Gallet Watch Repair
Overhaul Service of a Swiss Gallet & Co Gold Wristwatch and Story
Story below submitted by Colonel Golding’s son.

My father was a career British army officer in the Royal Tank Regiment (RTR), a mechanical engineer who was involved principally in tank design; he was a member of the team sent over to the States by the Brits after Pearl Harbor to help ramp up American tank production – – -hard to believe that in 1941 the U.S. Army was smaller than Portugal’s – – -which was how he met my American mother, who lived in Detroit where much of American tank production was centered.

Royal Tank Regiment
I had assumed that the watch had been given to my father by his father when he first joined the British Army in the early nineteen thirties, but clearly – – -since it has a Gallet movement imported into the US by J. Racine & Co. (“JXR”)- – – it must have been a gift from my mother to my father after they had met and become involved.

Breakfast Invitation, Gen. Marshall
The story related to me by one of the dwindling band of my mother’s friends at her funeral in 1995 (my father had died at the age of ninety three years earlier), who was present when they met at a formal dance in Detroit sometime in 1942, was that he walked in the door, their eyes locked across the room, and that was that!

What to work on:
1) Check each statement against the Gallet watch story and answer yes or no, quoting the words of the story that decide it. (a) The writer's father served in the Royal Tank Regiment. (b) The watch's movement was brought into the US by J. Racine & Co. (c) The writer's parents met at a formal dance in New York.
2) From the Gallet watch story, reproduce word for word the part that opens with the words containing "Gallet Watch Repair" and closes with "production was centered.".

Given data:
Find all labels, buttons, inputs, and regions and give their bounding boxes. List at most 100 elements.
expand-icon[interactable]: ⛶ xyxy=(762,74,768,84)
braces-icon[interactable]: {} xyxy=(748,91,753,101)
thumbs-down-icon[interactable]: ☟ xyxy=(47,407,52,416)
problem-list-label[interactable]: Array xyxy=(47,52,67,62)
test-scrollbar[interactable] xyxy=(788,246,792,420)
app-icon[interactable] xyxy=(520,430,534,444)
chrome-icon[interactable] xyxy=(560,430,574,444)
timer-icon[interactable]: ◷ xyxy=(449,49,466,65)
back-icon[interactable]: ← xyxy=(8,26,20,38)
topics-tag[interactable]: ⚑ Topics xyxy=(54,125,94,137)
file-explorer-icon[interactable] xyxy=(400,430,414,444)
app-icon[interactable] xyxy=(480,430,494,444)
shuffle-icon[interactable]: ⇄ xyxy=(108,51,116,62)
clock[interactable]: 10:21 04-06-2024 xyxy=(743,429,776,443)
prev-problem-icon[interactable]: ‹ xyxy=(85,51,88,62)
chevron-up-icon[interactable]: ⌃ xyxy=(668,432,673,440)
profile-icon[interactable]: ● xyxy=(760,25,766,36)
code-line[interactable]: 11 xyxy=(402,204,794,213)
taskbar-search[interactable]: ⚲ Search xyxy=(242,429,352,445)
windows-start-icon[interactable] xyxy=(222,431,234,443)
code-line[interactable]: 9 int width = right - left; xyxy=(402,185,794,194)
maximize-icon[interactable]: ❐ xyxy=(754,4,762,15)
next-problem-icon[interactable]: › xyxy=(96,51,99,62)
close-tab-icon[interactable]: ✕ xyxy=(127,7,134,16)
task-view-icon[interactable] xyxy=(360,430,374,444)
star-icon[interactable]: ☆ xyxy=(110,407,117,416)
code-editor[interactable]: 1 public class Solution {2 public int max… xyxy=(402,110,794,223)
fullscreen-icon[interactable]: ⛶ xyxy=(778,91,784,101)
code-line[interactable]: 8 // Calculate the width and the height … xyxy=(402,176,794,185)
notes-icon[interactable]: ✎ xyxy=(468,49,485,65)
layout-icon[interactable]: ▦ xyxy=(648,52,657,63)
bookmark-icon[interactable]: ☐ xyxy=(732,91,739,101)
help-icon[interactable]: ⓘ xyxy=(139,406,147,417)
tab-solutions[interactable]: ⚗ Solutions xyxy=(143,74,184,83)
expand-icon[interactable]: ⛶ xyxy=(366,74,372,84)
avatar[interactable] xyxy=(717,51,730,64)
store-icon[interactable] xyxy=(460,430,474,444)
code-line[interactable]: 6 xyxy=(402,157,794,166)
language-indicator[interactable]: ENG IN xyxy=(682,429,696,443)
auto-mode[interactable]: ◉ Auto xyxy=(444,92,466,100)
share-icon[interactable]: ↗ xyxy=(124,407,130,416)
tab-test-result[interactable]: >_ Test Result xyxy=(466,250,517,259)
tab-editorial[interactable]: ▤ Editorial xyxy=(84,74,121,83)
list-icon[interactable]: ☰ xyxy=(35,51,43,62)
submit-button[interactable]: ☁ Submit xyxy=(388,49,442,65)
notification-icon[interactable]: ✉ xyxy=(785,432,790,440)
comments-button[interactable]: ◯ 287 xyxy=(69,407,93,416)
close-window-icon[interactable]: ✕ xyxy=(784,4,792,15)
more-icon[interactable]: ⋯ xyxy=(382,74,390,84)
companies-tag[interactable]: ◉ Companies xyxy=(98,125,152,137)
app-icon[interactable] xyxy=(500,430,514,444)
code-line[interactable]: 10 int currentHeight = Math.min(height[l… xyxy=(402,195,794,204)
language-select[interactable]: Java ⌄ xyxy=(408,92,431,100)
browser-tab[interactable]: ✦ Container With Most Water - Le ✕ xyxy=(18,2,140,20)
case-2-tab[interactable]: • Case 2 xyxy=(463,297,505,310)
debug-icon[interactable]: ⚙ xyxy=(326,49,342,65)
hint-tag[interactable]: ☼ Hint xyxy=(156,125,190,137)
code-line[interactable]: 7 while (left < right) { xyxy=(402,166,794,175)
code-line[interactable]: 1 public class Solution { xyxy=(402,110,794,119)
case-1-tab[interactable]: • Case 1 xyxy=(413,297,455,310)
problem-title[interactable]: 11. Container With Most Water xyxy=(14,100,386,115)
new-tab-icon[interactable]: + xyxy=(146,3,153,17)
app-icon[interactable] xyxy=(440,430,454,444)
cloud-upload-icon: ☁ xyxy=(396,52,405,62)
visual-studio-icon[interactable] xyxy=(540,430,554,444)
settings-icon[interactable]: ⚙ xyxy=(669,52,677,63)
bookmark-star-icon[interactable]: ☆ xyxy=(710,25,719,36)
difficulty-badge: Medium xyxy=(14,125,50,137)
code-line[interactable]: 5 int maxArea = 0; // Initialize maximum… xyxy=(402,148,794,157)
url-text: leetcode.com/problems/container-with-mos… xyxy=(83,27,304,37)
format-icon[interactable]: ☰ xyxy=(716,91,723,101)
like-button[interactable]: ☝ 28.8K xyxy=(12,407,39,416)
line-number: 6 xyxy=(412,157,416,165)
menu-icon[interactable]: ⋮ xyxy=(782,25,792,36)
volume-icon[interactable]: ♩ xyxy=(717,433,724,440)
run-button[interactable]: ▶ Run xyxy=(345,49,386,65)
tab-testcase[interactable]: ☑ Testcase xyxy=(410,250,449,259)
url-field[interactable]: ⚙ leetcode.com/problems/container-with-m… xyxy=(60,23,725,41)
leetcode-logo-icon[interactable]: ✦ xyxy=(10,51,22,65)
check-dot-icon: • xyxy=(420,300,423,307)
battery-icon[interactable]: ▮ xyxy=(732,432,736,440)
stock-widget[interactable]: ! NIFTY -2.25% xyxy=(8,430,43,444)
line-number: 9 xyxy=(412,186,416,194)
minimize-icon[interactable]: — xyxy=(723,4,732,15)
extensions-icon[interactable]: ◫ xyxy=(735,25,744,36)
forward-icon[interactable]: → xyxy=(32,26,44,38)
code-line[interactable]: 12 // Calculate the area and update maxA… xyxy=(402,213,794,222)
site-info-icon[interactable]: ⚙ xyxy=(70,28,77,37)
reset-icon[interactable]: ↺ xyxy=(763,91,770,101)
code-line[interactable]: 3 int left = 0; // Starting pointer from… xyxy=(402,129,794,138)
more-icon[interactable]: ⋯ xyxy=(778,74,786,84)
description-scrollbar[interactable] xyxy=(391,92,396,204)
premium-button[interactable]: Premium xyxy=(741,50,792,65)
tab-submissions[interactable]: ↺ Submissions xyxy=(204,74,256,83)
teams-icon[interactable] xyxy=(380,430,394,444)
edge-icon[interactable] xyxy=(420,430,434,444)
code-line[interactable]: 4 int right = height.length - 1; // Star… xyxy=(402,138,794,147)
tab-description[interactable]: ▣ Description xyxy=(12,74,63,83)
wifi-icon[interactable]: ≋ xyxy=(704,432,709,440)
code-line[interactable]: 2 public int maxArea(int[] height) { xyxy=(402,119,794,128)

Solution list:
1)
(a) Yes: "a career British army officer in the Royal Tank Regiment (RTR)"
(b) Yes: "it has a Gallet movement imported into the US by J. Racine & Co."
(c) No: "when they met at a formal dance in Detroit sometime in 1942"

2)
Gallet Watch Repair
Overhaul Service of a Swiss Gallet & Co Gold Wristwatch and Story
Story below submitted by Colonel Golding’s son.

My father was a career British army officer in the Royal Tank Regiment (RTR), a mechanical engineer who was involved principally in tank design; he was a member of the team sent over to the States by the Brits after Pearl Harbor to help ramp up American tank production – – -hard to believe that in 1941 the U.S. Army was smaller than Portugal’s – – -which was how he met my American mother, who lived in Detroit where much of American tank production was centered.